Set task -
Set down the full listing exactly as given. Any pictures are to be left out.

Raw data -
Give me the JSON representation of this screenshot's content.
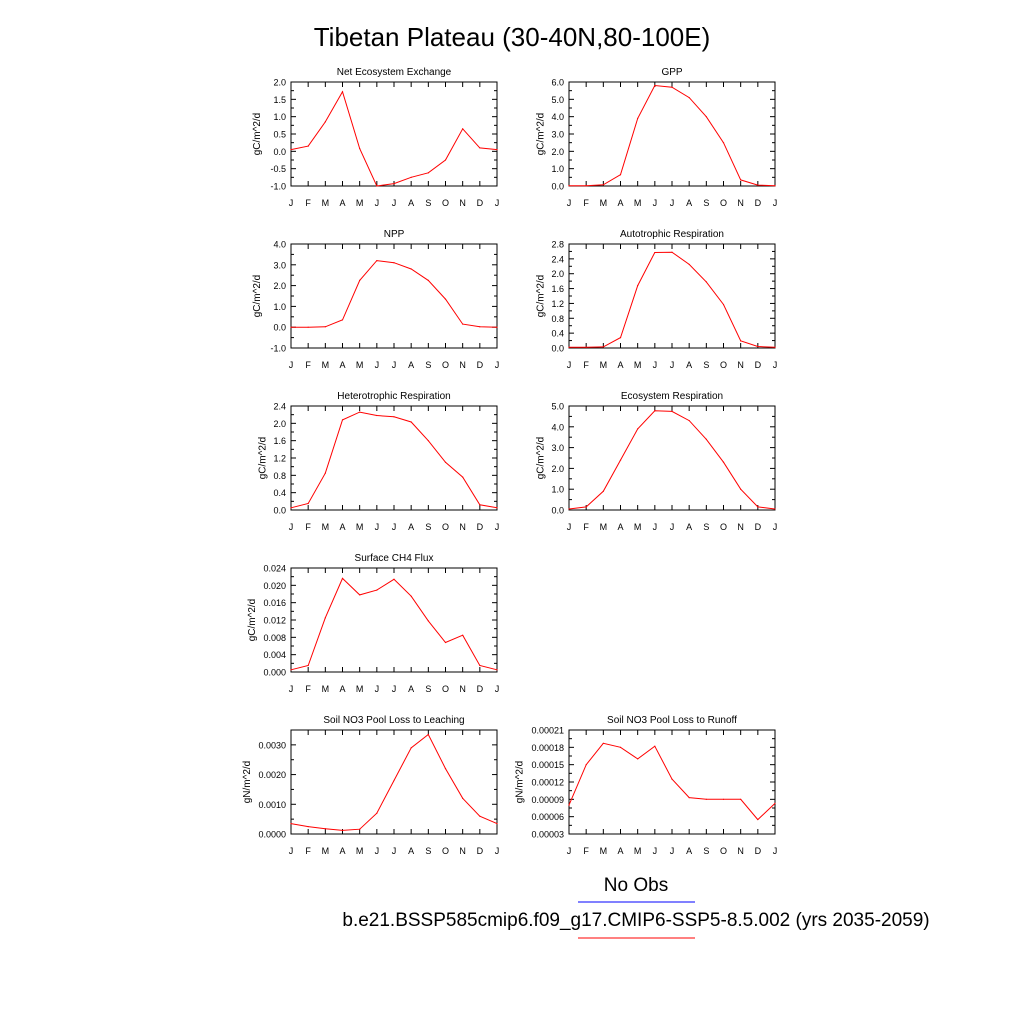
{
  "figure": {
    "title": "Tibetan Plateau (30-40N,80-100E)",
    "legend": {
      "obs_label": "No Obs",
      "obs_color": "#0000ff",
      "model_label": "b.e21.BSSP585cmip6.f09_g17.CMIP6-SSP5-8.5.002 (yrs 2035-2059)",
      "model_color": "#ff0000"
    },
    "line_color": "#ff0000"
  },
  "chart_data": [
    {
      "type": "line",
      "title": "Net Ecosystem Exchange",
      "ylabel": "gC/m^2/d",
      "x": [
        "J",
        "F",
        "M",
        "A",
        "M",
        "J",
        "J",
        "A",
        "S",
        "O",
        "N",
        "D",
        "J"
      ],
      "ylim": [
        -1.0,
        2.0
      ],
      "yticks": [
        -1.0,
        -0.5,
        0.0,
        0.5,
        1.0,
        1.5,
        2.0
      ],
      "ytick_labels": [
        "-1.0",
        "-0.5",
        "0.0",
        "0.5",
        "1.0",
        "1.5",
        "2.0"
      ],
      "series": [
        {
          "values": [
            0.05,
            0.15,
            0.85,
            1.72,
            0.08,
            -1.0,
            -0.93,
            -0.75,
            -0.62,
            -0.25,
            0.65,
            0.1,
            0.05
          ]
        }
      ]
    },
    {
      "type": "line",
      "title": "GPP",
      "ylabel": "gC/m^2/d",
      "x": [
        "J",
        "F",
        "M",
        "A",
        "M",
        "J",
        "J",
        "A",
        "S",
        "O",
        "N",
        "D",
        "J"
      ],
      "ylim": [
        0.0,
        6.0
      ],
      "yticks": [
        0,
        1,
        2,
        3,
        4,
        5,
        6
      ],
      "ytick_labels": [
        "0.0",
        "1.0",
        "2.0",
        "3.0",
        "4.0",
        "5.0",
        "6.0"
      ],
      "series": [
        {
          "values": [
            0.02,
            0.02,
            0.07,
            0.65,
            3.9,
            5.8,
            5.7,
            5.1,
            4.0,
            2.5,
            0.35,
            0.05,
            0.02
          ]
        }
      ]
    },
    {
      "type": "line",
      "title": "NPP",
      "ylabel": "gC/m^2/d",
      "x": [
        "J",
        "F",
        "M",
        "A",
        "M",
        "J",
        "J",
        "A",
        "S",
        "O",
        "N",
        "D",
        "J"
      ],
      "ylim": [
        -1.0,
        4.0
      ],
      "yticks": [
        -1,
        0,
        1,
        2,
        3,
        4
      ],
      "ytick_labels": [
        "-1.0",
        "0.0",
        "1.0",
        "2.0",
        "3.0",
        "4.0"
      ],
      "series": [
        {
          "values": [
            0.0,
            0.0,
            0.02,
            0.35,
            2.25,
            3.2,
            3.1,
            2.8,
            2.25,
            1.35,
            0.15,
            0.02,
            0.0
          ]
        }
      ]
    },
    {
      "type": "line",
      "title": "Autotrophic Respiration",
      "ylabel": "gC/m^2/d",
      "x": [
        "J",
        "F",
        "M",
        "A",
        "M",
        "J",
        "J",
        "A",
        "S",
        "O",
        "N",
        "D",
        "J"
      ],
      "ylim": [
        0.0,
        2.8
      ],
      "yticks": [
        0,
        0.4,
        0.8,
        1.2,
        1.6,
        2.0,
        2.4,
        2.8
      ],
      "ytick_labels": [
        "0.0",
        "0.4",
        "0.8",
        "1.2",
        "1.6",
        "2.0",
        "2.4",
        "2.8"
      ],
      "series": [
        {
          "values": [
            0.02,
            0.02,
            0.03,
            0.28,
            1.68,
            2.57,
            2.58,
            2.25,
            1.78,
            1.17,
            0.19,
            0.04,
            0.02
          ]
        }
      ]
    },
    {
      "type": "line",
      "title": "Heterotrophic Respiration",
      "ylabel": "gC/m^2/d",
      "x": [
        "J",
        "F",
        "M",
        "A",
        "M",
        "J",
        "J",
        "A",
        "S",
        "O",
        "N",
        "D",
        "J"
      ],
      "ylim": [
        0.0,
        2.4
      ],
      "yticks": [
        0,
        0.4,
        0.8,
        1.2,
        1.6,
        2.0,
        2.4
      ],
      "ytick_labels": [
        "0.0",
        "0.4",
        "0.8",
        "1.2",
        "1.6",
        "2.0",
        "2.4"
      ],
      "series": [
        {
          "values": [
            0.05,
            0.15,
            0.85,
            2.08,
            2.26,
            2.18,
            2.15,
            2.03,
            1.6,
            1.1,
            0.76,
            0.12,
            0.05
          ]
        }
      ]
    },
    {
      "type": "line",
      "title": "Ecosystem Respiration",
      "ylabel": "gC/m^2/d",
      "x": [
        "J",
        "F",
        "M",
        "A",
        "M",
        "J",
        "J",
        "A",
        "S",
        "O",
        "N",
        "D",
        "J"
      ],
      "ylim": [
        0.0,
        5.0
      ],
      "yticks": [
        0,
        1,
        2,
        3,
        4,
        5
      ],
      "ytick_labels": [
        "0.0",
        "1.0",
        "2.0",
        "3.0",
        "4.0",
        "5.0"
      ],
      "series": [
        {
          "values": [
            0.05,
            0.15,
            0.9,
            2.4,
            3.9,
            4.77,
            4.74,
            4.3,
            3.4,
            2.3,
            1.0,
            0.15,
            0.05
          ]
        }
      ]
    },
    {
      "type": "line",
      "title": "Surface CH4 Flux",
      "ylabel": "gC/m^2/d",
      "x": [
        "J",
        "F",
        "M",
        "A",
        "M",
        "J",
        "J",
        "A",
        "S",
        "O",
        "N",
        "D",
        "J"
      ],
      "ylim": [
        0.0,
        0.024
      ],
      "yticks": [
        0,
        0.004,
        0.008,
        0.012,
        0.016,
        0.02,
        0.024
      ],
      "ytick_labels": [
        "0.000",
        "0.004",
        "0.008",
        "0.012",
        "0.016",
        "0.020",
        "0.024"
      ],
      "series": [
        {
          "values": [
            0.0005,
            0.0015,
            0.0125,
            0.0216,
            0.0178,
            0.0189,
            0.0214,
            0.0175,
            0.0118,
            0.0068,
            0.0085,
            0.0015,
            0.0005
          ]
        }
      ]
    },
    {
      "type": "line",
      "title": "Soil NO3 Pool Loss to Leaching",
      "ylabel": "gN/m^2/d",
      "x": [
        "J",
        "F",
        "M",
        "A",
        "M",
        "J",
        "J",
        "A",
        "S",
        "O",
        "N",
        "D",
        "J"
      ],
      "ylim": [
        0.0,
        0.0035
      ],
      "yticks": [
        0,
        0.001,
        0.002,
        0.003
      ],
      "ytick_labels": [
        "0.0000",
        "0.0010",
        "0.0020",
        "0.0030"
      ],
      "series": [
        {
          "values": [
            0.00035,
            0.00025,
            0.00018,
            0.00012,
            0.00016,
            0.0007,
            0.0018,
            0.0029,
            0.00335,
            0.0022,
            0.0012,
            0.0006,
            0.00035
          ]
        }
      ]
    },
    {
      "type": "line",
      "title": "Soil NO3 Pool Loss to Runoff",
      "ylabel": "gN/m^2/d",
      "x": [
        "J",
        "F",
        "M",
        "A",
        "M",
        "J",
        "J",
        "A",
        "S",
        "O",
        "N",
        "D",
        "J"
      ],
      "ylim": [
        3e-05,
        0.00021
      ],
      "yticks": [
        3e-05,
        6e-05,
        9e-05,
        0.00012,
        0.00015,
        0.00018,
        0.00021
      ],
      "ytick_labels": [
        "0.00003",
        "0.00006",
        "0.00009",
        "0.00012",
        "0.00015",
        "0.00018",
        "0.00021"
      ],
      "series": [
        {
          "values": [
            8e-05,
            0.00015,
            0.000187,
            0.00018,
            0.00016,
            0.000182,
            0.000125,
            9.3e-05,
            9e-05,
            9e-05,
            9e-05,
            5.5e-05,
            8.3e-05
          ]
        }
      ]
    }
  ]
}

Output for this exercise -
Give me the JSON representation of this screenshot's content.
{
  "figure": {
    "title": "Tibetan Plateau (30-40N,80-100E)",
    "legend": {
      "obs_label": "No Obs",
      "obs_color": "#0000ff",
      "model_label": "b.e21.BSSP585cmip6.f09_g17.CMIP6-SSP5-8.5.002 (yrs 2035-2059)",
      "model_color": "#ff0000"
    },
    "line_color": "#ff0000"
  },
  "chart_data": [
    {
      "type": "line",
      "title": "Net Ecosystem Exchange",
      "ylabel": "gC/m^2/d",
      "x": [
        "J",
        "F",
        "M",
        "A",
        "M",
        "J",
        "J",
        "A",
        "S",
        "O",
        "N",
        "D",
        "J"
      ],
      "ylim": [
        -1.0,
        2.0
      ],
      "yticks": [
        -1.0,
        -0.5,
        0.0,
        0.5,
        1.0,
        1.5,
        2.0
      ],
      "ytick_labels": [
        "-1.0",
        "-0.5",
        "0.0",
        "0.5",
        "1.0",
        "1.5",
        "2.0"
      ],
      "series": [
        {
          "values": [
            0.05,
            0.15,
            0.85,
            1.72,
            0.08,
            -1.0,
            -0.93,
            -0.75,
            -0.62,
            -0.25,
            0.65,
            0.1,
            0.05
          ]
        }
      ]
    },
    {
      "type": "line",
      "title": "GPP",
      "ylabel": "gC/m^2/d",
      "x": [
        "J",
        "F",
        "M",
        "A",
        "M",
        "J",
        "J",
        "A",
        "S",
        "O",
        "N",
        "D",
        "J"
      ],
      "ylim": [
        0.0,
        6.0
      ],
      "yticks": [
        0,
        1,
        2,
        3,
        4,
        5,
        6
      ],
      "ytick_labels": [
        "0.0",
        "1.0",
        "2.0",
        "3.0",
        "4.0",
        "5.0",
        "6.0"
      ],
      "series": [
        {
          "values": [
            0.02,
            0.02,
            0.07,
            0.65,
            3.9,
            5.8,
            5.7,
            5.1,
            4.0,
            2.5,
            0.35,
            0.05,
            0.02
          ]
        }
      ]
    },
    {
      "type": "line",
      "title": "NPP",
      "ylabel": "gC/m^2/d",
      "x": [
        "J",
        "F",
        "M",
        "A",
        "M",
        "J",
        "J",
        "A",
        "S",
        "O",
        "N",
        "D",
        "J"
      ],
      "ylim": [
        -1.0,
        4.0
      ],
      "yticks": [
        -1,
        0,
        1,
        2,
        3,
        4
      ],
      "ytick_labels": [
        "-1.0",
        "0.0",
        "1.0",
        "2.0",
        "3.0",
        "4.0"
      ],
      "series": [
        {
          "values": [
            0.0,
            0.0,
            0.02,
            0.35,
            2.25,
            3.2,
            3.1,
            2.8,
            2.25,
            1.35,
            0.15,
            0.02,
            0.0
          ]
        }
      ]
    },
    {
      "type": "line",
      "title": "Autotrophic Respiration",
      "ylabel": "gC/m^2/d",
      "x": [
        "J",
        "F",
        "M",
        "A",
        "M",
        "J",
        "J",
        "A",
        "S",
        "O",
        "N",
        "D",
        "J"
      ],
      "ylim": [
        0.0,
        2.8
      ],
      "yticks": [
        0,
        0.4,
        0.8,
        1.2,
        1.6,
        2.0,
        2.4,
        2.8
      ],
      "ytick_labels": [
        "0.0",
        "0.4",
        "0.8",
        "1.2",
        "1.6",
        "2.0",
        "2.4",
        "2.8"
      ],
      "series": [
        {
          "values": [
            0.02,
            0.02,
            0.03,
            0.28,
            1.68,
            2.57,
            2.58,
            2.25,
            1.78,
            1.17,
            0.19,
            0.04,
            0.02
          ]
        }
      ]
    },
    {
      "type": "line",
      "title": "Heterotrophic Respiration",
      "ylabel": "gC/m^2/d",
      "x": [
        "J",
        "F",
        "M",
        "A",
        "M",
        "J",
        "J",
        "A",
        "S",
        "O",
        "N",
        "D",
        "J"
      ],
      "ylim": [
        0.0,
        2.4
      ],
      "yticks": [
        0,
        0.4,
        0.8,
        1.2,
        1.6,
        2.0,
        2.4
      ],
      "ytick_labels": [
        "0.0",
        "0.4",
        "0.8",
        "1.2",
        "1.6",
        "2.0",
        "2.4"
      ],
      "series": [
        {
          "values": [
            0.05,
            0.15,
            0.85,
            2.08,
            2.26,
            2.18,
            2.15,
            2.03,
            1.6,
            1.1,
            0.76,
            0.12,
            0.05
          ]
        }
      ]
    },
    {
      "type": "line",
      "title": "Ecosystem Respiration",
      "ylabel": "gC/m^2/d",
      "x": [
        "J",
        "F",
        "M",
        "A",
        "M",
        "J",
        "J",
        "A",
        "S",
        "O",
        "N",
        "D",
        "J"
      ],
      "ylim": [
        0.0,
        5.0
      ],
      "yticks": [
        0,
        1,
        2,
        3,
        4,
        5
      ],
      "ytick_labels": [
        "0.0",
        "1.0",
        "2.0",
        "3.0",
        "4.0",
        "5.0"
      ],
      "series": [
        {
          "values": [
            0.05,
            0.15,
            0.9,
            2.4,
            3.9,
            4.77,
            4.74,
            4.3,
            3.4,
            2.3,
            1.0,
            0.15,
            0.05
          ]
        }
      ]
    },
    {
      "type": "line",
      "title": "Surface CH4 Flux",
      "ylabel": "gC/m^2/d",
      "x": [
        "J",
        "F",
        "M",
        "A",
        "M",
        "J",
        "J",
        "A",
        "S",
        "O",
        "N",
        "D",
        "J"
      ],
      "ylim": [
        0.0,
        0.024
      ],
      "yticks": [
        0,
        0.004,
        0.008,
        0.012,
        0.016,
        0.02,
        0.024
      ],
      "ytick_labels": [
        "0.000",
        "0.004",
        "0.008",
        "0.012",
        "0.016",
        "0.020",
        "0.024"
      ],
      "series": [
        {
          "values": [
            0.0005,
            0.0015,
            0.0125,
            0.0216,
            0.0178,
            0.0189,
            0.0214,
            0.0175,
            0.0118,
            0.0068,
            0.0085,
            0.0015,
            0.0005
          ]
        }
      ]
    },
    {
      "type": "line",
      "title": "Soil NO3 Pool Loss to Leaching",
      "ylabel": "gN/m^2/d",
      "x": [
        "J",
        "F",
        "M",
        "A",
        "M",
        "J",
        "J",
        "A",
        "S",
        "O",
        "N",
        "D",
        "J"
      ],
      "ylim": [
        0.0,
        0.0035
      ],
      "yticks": [
        0,
        0.001,
        0.002,
        0.003
      ],
      "ytick_labels": [
        "0.0000",
        "0.0010",
        "0.0020",
        "0.0030"
      ],
      "series": [
        {
          "values": [
            0.00035,
            0.00025,
            0.00018,
            0.00012,
            0.00016,
            0.0007,
            0.0018,
            0.0029,
            0.00335,
            0.0022,
            0.0012,
            0.0006,
            0.00035
          ]
        }
      ]
    },
    {
      "type": "line",
      "title": "Soil NO3 Pool Loss to Runoff",
      "ylabel": "gN/m^2/d",
      "x": [
        "J",
        "F",
        "M",
        "A",
        "M",
        "J",
        "J",
        "A",
        "S",
        "O",
        "N",
        "D",
        "J"
      ],
      "ylim": [
        3e-05,
        0.00021
      ],
      "yticks": [
        3e-05,
        6e-05,
        9e-05,
        0.00012,
        0.00015,
        0.00018,
        0.00021
      ],
      "ytick_labels": [
        "0.00003",
        "0.00006",
        "0.00009",
        "0.00012",
        "0.00015",
        "0.00018",
        "0.00021"
      ],
      "series": [
        {
          "values": [
            8e-05,
            0.00015,
            0.000187,
            0.00018,
            0.00016,
            0.000182,
            0.000125,
            9.3e-05,
            9e-05,
            9e-05,
            9e-05,
            5.5e-05,
            8.3e-05
          ]
        }
      ]
    }
  ]
}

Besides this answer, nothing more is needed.